-- start DATASET ROWS --
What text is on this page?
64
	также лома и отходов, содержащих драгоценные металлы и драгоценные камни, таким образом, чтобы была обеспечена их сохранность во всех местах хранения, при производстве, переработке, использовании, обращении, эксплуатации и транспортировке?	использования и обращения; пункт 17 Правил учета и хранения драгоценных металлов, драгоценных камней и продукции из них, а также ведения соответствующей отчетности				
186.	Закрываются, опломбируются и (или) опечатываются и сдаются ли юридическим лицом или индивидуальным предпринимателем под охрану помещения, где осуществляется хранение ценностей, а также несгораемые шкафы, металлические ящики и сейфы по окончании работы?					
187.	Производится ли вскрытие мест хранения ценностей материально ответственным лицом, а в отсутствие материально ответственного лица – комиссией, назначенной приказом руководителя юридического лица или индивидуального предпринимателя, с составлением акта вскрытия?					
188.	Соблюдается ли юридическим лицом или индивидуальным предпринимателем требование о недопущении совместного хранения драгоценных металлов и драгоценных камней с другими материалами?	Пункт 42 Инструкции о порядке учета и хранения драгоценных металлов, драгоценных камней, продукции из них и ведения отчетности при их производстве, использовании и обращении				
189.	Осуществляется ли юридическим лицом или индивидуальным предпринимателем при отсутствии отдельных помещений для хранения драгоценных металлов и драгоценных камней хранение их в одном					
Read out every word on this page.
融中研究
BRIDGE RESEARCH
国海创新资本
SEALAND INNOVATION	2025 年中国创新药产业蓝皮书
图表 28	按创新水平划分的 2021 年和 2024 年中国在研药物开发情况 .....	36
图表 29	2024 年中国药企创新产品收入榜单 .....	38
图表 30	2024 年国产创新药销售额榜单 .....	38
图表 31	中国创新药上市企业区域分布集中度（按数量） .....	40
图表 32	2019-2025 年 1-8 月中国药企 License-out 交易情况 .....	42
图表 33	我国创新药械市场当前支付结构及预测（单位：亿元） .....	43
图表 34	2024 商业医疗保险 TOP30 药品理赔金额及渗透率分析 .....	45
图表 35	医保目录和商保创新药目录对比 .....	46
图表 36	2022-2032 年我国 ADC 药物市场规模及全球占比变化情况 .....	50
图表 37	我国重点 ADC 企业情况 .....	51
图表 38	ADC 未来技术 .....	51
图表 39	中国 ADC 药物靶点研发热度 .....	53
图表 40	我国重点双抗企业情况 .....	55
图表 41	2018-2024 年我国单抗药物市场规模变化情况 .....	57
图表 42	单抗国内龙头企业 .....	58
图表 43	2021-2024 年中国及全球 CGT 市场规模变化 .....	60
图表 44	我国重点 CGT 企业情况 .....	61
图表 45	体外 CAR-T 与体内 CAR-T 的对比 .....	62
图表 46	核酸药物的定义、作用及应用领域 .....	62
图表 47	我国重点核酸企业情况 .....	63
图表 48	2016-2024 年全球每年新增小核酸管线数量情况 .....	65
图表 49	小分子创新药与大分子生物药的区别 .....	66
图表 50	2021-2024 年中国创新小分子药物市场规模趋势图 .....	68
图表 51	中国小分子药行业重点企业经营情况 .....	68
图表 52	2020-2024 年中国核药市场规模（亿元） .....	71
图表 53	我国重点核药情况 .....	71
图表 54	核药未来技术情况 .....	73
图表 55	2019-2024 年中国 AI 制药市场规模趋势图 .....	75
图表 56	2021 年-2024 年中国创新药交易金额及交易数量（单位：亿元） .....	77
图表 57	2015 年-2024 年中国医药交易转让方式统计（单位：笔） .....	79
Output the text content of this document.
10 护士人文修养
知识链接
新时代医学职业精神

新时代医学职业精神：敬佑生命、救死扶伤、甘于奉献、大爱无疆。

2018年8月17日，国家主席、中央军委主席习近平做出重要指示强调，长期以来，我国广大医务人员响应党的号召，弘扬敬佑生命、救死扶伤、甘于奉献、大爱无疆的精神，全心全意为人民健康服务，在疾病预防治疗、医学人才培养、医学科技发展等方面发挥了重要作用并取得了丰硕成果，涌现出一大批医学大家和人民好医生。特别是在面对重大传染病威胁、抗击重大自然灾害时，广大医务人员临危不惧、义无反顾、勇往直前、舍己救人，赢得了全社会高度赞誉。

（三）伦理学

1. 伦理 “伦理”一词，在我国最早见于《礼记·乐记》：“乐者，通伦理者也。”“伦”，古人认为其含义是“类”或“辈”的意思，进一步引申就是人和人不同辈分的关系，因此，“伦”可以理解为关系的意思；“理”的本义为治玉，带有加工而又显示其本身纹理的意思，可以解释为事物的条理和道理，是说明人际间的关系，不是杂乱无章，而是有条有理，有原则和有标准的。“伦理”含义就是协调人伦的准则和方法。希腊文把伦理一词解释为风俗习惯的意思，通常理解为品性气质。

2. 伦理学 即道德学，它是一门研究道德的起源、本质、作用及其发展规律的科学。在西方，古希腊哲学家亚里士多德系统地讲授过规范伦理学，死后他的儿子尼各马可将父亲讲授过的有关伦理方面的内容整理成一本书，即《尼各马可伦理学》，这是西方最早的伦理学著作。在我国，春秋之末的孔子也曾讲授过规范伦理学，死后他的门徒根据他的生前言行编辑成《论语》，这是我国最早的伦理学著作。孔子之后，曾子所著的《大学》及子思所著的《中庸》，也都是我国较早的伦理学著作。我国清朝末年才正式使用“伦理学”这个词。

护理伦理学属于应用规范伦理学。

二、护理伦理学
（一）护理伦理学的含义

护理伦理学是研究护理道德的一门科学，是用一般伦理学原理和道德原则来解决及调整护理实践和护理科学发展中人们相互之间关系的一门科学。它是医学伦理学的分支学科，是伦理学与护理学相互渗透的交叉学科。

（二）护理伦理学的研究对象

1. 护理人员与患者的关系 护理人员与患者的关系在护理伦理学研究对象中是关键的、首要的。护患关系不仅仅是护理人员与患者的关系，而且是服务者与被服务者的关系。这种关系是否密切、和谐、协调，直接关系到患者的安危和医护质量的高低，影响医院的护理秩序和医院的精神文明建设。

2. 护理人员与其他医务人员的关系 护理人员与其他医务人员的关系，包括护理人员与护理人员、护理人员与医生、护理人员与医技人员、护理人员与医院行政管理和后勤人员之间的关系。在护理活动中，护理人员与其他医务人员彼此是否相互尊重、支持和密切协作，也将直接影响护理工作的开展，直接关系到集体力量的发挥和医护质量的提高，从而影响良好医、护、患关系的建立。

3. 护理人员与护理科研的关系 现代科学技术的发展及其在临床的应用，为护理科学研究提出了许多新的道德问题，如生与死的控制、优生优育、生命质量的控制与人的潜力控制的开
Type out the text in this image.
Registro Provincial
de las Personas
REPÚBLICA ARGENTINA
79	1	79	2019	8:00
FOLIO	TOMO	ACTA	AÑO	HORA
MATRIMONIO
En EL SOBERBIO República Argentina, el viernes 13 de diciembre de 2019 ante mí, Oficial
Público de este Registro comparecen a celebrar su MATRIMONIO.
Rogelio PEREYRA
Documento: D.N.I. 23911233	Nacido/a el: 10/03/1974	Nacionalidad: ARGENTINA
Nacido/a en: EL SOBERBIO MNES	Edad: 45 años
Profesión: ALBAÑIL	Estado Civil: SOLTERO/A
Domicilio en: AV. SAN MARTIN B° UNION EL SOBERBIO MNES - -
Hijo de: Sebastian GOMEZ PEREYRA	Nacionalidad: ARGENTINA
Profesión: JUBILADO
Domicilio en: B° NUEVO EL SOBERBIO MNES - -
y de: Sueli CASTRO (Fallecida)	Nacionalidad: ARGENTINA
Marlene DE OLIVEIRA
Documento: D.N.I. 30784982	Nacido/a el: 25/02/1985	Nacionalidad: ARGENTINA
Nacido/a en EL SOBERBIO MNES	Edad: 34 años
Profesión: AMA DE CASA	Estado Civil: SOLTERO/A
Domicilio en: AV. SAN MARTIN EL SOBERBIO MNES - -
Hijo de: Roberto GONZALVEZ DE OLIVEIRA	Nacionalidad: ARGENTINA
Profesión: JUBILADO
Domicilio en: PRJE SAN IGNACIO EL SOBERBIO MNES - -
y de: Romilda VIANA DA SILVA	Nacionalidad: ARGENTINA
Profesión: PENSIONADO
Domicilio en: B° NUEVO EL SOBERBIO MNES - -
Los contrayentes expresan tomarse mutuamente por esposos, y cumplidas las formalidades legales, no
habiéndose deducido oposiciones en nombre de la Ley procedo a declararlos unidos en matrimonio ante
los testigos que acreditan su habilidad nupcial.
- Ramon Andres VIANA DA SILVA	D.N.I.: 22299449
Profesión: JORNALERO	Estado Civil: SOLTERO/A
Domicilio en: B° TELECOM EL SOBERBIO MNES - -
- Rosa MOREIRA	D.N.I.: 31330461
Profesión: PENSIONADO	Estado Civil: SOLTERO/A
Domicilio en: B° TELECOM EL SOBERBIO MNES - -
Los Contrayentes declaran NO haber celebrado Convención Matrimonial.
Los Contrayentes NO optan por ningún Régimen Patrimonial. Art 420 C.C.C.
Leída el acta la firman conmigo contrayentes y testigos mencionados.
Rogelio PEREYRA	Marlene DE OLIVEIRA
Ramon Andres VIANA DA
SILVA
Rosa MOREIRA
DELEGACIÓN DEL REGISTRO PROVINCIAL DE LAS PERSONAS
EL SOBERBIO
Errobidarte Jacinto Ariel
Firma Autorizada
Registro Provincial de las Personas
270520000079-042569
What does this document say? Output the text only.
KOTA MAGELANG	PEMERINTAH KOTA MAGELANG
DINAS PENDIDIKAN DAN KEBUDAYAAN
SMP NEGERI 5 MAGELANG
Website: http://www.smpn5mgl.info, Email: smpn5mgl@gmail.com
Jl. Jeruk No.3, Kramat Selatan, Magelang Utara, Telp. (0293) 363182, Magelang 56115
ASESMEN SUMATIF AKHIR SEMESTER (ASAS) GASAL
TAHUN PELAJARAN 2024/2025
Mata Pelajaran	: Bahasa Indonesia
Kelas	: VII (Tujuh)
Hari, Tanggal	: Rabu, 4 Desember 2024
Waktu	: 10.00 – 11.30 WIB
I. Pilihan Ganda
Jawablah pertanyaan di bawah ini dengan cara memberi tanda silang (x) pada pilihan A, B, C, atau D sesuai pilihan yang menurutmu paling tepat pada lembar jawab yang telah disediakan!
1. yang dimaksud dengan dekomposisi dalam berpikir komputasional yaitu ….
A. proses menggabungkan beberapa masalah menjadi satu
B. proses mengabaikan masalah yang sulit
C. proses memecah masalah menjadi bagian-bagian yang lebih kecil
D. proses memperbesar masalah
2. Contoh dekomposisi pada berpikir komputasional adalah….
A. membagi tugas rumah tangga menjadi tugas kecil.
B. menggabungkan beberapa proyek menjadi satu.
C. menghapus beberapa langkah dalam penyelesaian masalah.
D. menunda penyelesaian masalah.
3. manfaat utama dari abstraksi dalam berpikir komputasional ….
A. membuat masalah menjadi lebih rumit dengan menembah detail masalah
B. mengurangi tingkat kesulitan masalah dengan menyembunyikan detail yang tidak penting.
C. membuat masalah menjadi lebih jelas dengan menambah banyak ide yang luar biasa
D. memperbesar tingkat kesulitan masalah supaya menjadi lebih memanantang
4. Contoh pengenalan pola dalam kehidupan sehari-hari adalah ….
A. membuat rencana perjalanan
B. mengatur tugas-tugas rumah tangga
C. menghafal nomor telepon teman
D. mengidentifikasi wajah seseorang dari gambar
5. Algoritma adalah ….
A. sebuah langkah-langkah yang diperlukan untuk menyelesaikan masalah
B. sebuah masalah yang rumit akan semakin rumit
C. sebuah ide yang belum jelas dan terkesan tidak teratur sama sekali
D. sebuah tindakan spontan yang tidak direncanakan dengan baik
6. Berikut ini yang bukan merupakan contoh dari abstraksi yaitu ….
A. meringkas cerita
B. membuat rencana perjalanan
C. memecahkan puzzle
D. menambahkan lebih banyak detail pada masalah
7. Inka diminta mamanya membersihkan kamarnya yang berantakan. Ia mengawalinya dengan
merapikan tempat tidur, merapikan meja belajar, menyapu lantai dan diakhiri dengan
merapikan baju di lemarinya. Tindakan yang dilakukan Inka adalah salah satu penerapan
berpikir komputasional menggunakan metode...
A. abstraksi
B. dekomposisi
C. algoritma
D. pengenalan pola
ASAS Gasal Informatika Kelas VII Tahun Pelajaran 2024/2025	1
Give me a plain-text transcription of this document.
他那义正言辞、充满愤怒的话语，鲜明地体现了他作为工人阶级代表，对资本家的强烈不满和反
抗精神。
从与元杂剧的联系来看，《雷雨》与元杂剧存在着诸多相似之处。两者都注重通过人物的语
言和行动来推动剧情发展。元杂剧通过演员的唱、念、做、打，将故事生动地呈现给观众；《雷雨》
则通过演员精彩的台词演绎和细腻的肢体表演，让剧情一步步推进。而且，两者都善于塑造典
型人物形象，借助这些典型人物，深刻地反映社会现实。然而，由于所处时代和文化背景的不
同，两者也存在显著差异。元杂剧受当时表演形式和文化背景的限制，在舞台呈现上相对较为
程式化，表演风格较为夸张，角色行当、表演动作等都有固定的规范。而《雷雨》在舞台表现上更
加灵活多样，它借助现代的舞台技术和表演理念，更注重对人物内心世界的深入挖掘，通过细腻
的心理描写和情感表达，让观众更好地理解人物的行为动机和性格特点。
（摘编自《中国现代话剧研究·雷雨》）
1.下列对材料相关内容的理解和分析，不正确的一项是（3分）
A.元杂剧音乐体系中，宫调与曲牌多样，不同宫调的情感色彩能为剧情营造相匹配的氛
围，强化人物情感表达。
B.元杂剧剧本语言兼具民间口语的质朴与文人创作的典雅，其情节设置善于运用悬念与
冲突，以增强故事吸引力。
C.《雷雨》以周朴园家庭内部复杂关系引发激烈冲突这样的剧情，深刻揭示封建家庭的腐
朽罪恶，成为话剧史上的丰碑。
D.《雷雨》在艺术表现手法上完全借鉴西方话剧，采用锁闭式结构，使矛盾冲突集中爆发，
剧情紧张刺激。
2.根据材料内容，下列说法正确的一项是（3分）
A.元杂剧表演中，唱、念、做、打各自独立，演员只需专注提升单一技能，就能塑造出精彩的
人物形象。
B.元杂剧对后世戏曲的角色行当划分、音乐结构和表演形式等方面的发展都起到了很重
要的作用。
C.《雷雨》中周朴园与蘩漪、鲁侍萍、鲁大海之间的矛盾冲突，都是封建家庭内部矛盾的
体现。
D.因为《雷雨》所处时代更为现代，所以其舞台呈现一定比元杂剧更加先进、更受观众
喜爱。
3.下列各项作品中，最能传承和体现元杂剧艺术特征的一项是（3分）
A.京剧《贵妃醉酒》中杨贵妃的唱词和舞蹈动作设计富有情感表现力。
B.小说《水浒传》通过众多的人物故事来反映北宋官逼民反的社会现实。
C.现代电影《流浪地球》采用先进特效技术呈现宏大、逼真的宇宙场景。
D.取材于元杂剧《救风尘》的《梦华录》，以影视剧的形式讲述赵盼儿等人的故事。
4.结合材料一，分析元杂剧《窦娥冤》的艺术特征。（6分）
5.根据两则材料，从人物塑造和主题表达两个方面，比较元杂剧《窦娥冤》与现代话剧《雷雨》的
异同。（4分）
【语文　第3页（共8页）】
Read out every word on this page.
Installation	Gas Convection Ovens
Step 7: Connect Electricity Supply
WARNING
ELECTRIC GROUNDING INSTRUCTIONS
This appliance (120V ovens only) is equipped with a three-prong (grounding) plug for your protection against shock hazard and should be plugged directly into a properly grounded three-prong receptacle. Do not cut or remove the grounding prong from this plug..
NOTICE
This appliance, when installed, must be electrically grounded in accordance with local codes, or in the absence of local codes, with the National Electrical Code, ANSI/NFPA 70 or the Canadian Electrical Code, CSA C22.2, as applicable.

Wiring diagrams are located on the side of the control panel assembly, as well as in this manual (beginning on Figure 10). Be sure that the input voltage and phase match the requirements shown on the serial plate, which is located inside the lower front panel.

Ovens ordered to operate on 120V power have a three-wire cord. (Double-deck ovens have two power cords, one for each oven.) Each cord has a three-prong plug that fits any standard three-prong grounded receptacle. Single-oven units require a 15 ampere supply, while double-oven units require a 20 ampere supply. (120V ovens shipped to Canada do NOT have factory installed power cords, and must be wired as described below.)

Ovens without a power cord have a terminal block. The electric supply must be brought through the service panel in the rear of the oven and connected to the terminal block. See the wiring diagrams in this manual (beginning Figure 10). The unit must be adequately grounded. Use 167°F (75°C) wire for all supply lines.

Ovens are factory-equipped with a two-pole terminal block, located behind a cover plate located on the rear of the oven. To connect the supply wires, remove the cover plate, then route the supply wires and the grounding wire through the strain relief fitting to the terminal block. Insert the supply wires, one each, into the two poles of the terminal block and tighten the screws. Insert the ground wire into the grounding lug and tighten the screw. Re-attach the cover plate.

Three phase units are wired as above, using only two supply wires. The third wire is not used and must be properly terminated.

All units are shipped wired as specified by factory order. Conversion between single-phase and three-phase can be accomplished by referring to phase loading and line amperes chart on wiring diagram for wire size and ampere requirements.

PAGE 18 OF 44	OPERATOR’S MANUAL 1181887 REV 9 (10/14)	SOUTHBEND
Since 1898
-- end DATASET ROWS --
▶ **EXERCISE DETAILS**: Looking at the listing above, count the lines that contain "tugas" and give nothing but the number.

▶ **SOLUTION BELOW**: 2